*Task*.
Retype, without alteration, each line from the line containing "What text is on this page?" to the final line of the records.

*Items*.
━━━━━━━━

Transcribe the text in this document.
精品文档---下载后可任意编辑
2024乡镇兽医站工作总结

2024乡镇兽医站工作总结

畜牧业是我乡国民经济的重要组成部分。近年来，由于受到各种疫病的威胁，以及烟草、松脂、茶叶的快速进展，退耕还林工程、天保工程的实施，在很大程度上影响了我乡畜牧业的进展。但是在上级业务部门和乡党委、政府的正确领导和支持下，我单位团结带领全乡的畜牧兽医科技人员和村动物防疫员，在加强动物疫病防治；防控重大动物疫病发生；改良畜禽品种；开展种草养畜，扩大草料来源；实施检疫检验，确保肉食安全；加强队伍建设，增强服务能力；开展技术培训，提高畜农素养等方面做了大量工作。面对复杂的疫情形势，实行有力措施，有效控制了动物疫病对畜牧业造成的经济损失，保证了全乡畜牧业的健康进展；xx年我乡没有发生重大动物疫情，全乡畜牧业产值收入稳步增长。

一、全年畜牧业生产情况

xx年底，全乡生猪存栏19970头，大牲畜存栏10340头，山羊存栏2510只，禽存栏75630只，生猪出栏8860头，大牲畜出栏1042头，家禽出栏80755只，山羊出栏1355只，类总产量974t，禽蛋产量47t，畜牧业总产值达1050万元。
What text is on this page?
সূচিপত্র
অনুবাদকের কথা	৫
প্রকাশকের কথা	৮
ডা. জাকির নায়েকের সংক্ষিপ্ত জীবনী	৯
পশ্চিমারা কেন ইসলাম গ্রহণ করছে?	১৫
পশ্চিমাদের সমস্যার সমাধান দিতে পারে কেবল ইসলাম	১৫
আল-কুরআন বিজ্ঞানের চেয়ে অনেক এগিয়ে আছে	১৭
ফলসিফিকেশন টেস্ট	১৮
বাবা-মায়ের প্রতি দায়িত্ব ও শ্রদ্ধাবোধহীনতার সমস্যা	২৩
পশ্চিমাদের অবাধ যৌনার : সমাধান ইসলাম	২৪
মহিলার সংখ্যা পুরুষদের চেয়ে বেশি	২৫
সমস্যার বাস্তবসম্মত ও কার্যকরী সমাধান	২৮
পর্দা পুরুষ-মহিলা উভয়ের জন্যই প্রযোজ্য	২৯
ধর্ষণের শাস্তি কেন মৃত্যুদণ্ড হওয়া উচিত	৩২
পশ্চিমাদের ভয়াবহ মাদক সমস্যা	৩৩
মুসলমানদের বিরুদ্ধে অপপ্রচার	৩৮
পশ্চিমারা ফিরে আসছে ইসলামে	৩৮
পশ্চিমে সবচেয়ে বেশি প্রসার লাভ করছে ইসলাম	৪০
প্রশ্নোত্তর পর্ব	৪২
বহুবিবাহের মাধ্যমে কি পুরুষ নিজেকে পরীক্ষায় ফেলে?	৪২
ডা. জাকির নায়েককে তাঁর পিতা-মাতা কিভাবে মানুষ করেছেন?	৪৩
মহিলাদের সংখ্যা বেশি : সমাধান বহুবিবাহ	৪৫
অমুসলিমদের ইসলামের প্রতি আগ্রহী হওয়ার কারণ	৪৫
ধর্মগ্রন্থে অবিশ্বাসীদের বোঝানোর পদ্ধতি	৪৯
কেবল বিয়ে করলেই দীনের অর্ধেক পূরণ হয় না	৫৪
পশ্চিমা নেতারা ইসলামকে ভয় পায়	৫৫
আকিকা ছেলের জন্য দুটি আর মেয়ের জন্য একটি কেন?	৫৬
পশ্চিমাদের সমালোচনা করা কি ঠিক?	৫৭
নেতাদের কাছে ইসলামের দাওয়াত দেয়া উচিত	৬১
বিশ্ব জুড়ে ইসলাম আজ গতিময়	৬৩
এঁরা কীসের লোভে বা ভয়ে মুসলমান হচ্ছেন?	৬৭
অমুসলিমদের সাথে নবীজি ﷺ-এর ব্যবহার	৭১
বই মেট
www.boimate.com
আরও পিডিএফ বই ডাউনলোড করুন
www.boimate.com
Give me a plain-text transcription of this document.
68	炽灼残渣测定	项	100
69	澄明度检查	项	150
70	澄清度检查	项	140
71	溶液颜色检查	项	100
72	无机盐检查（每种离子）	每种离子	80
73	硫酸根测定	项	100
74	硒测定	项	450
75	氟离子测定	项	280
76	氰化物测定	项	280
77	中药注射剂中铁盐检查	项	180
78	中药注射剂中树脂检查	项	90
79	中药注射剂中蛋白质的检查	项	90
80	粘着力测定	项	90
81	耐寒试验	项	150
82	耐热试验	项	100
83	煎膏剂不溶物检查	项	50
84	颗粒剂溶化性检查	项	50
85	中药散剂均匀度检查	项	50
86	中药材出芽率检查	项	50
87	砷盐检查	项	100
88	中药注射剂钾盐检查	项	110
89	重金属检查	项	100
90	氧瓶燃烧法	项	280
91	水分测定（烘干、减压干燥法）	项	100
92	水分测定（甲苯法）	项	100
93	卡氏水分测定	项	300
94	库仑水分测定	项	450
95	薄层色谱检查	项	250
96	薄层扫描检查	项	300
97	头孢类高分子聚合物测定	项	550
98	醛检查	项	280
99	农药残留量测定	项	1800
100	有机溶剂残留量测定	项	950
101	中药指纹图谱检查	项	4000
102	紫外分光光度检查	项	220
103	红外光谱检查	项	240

━━━━━━━━

*Task response*.
What text is on this page?
সূচিপত্র
অনুবাদকের কথা	৫
প্রকাশকের কথা	৮
ডা. জাকির নায়েকের সংক্ষিপ্ত জীবনী	৯
পশ্চিমারা কেন ইসলাম গ্রহণ করছে?	১৫
পশ্চিমাদের সমস্যার সমাধান দিতে পারে কেবল ইসলাম	১৫
আল-কুরআন বিজ্ঞানের চেয়ে অনেক এগিয়ে আছে	১৭
ফলসিফিকেশন টেস্ট	১৮
বাবা-মায়ের প্রতি দায়িত্ব ও শ্রদ্ধাবোধহীনতার সমস্যা	২৩
পশ্চিমাদের অবাধ যৌনার : সমাধান ইসলাম	২৪
মহিলার সংখ্যা পুরুষদের চেয়ে বেশি	২৫
সমস্যার বাস্তবসম্মত ও কার্যকরী সমাধান	২৮
পর্দা পুরুষ-মহিলা উভয়ের জন্যই প্রযোজ্য	২৯
ধর্ষণের শাস্তি কেন মৃত্যুদণ্ড হওয়া উচিত	৩২
পশ্চিমাদের ভয়াবহ মাদক সমস্যা	৩৩
মুসলমানদের বিরুদ্ধে অপপ্রচার	৩৮
পশ্চিমারা ফিরে আসছে ইসলামে	৩৮
পশ্চিমে সবচেয়ে বেশি প্রসার লাভ করছে ইসলাম	৪০
প্রশ্নোত্তর পর্ব	৪২
বহুবিবাহের মাধ্যমে কি পুরুষ নিজেকে পরীক্ষায় ফেলে?	৪২
ডা. জাকির নায়েককে তাঁর পিতা-মাতা কিভাবে মানুষ করেছেন?	৪৩
মহিলাদের সংখ্যা বেশি : সমাধান বহুবিবাহ	৪৫
অমুসলিমদের ইসলামের প্রতি আগ্রহী হওয়ার কারণ	৪৫
ধর্মগ্রন্থে অবিশ্বাসীদের বোঝানোর পদ্ধতি	৪৯
কেবল বিয়ে করলেই দীনের অর্ধেক পূরণ হয় না	৫৪
পশ্চিমা নেতারা ইসলামকে ভয় পায়	৫৫
আকিকা ছেলের জন্য দুটি আর মেয়ের জন্য একটি কেন?	৫৬
পশ্চিমাদের সমালোচনা করা কি ঠিক?	৫৭
নেতাদের কাছে ইসলামের দাওয়াত দেয়া উচিত	৬১
বিশ্ব জুড়ে ইসলাম আজ গতিময়	৬৩
এঁরা কীসের লোভে বা ভয়ে মুসলমান হচ্ছেন?	৬৭
অমুসলিমদের সাথে নবীজি ﷺ-এর ব্যবহার	৭১
বই মেট
www.boimate.com
আরও পিডিএফ বই ডাউনলোড করুন
www.boimate.com
Give me a plain-text transcription of this document.
68	炽灼残渣测定	项	100
69	澄明度检查	项	150
70	澄清度检查	项	140
71	溶液颜色检查	项	100
72	无机盐检查（每种离子）	每种离子	80
73	硫酸根测定	项	100
74	硒测定	项	450
75	氟离子测定	项	280
76	氰化物测定	项	280
77	中药注射剂中铁盐检查	项	180
78	中药注射剂中树脂检查	项	90
79	中药注射剂中蛋白质的检查	项	90
80	粘着力测定	项	90
81	耐寒试验	项	150
82	耐热试验	项	100
83	煎膏剂不溶物检查	项	50
84	颗粒剂溶化性检查	项	50
85	中药散剂均匀度检查	项	50
86	中药材出芽率检查	项	50
87	砷盐检查	项	100
88	中药注射剂钾盐检查	项	110
89	重金属检查	项	100
90	氧瓶燃烧法	项	280
91	水分测定（烘干、减压干燥法）	项	100
92	水分测定（甲苯法）	项	100
93	卡氏水分测定	项	300
94	库仑水分测定	项	450
95	薄层色谱检查	项	250
96	薄层扫描检查	项	300
97	头孢类高分子聚合物测定	项	550
98	醛检查	项	280
99	农药残留量测定	项	1800
100	有机溶剂残留量测定	项	950
101	中药指纹图谱检查	项	4000
102	紫外分光光度检查	项	220
103	红外光谱检查	项	240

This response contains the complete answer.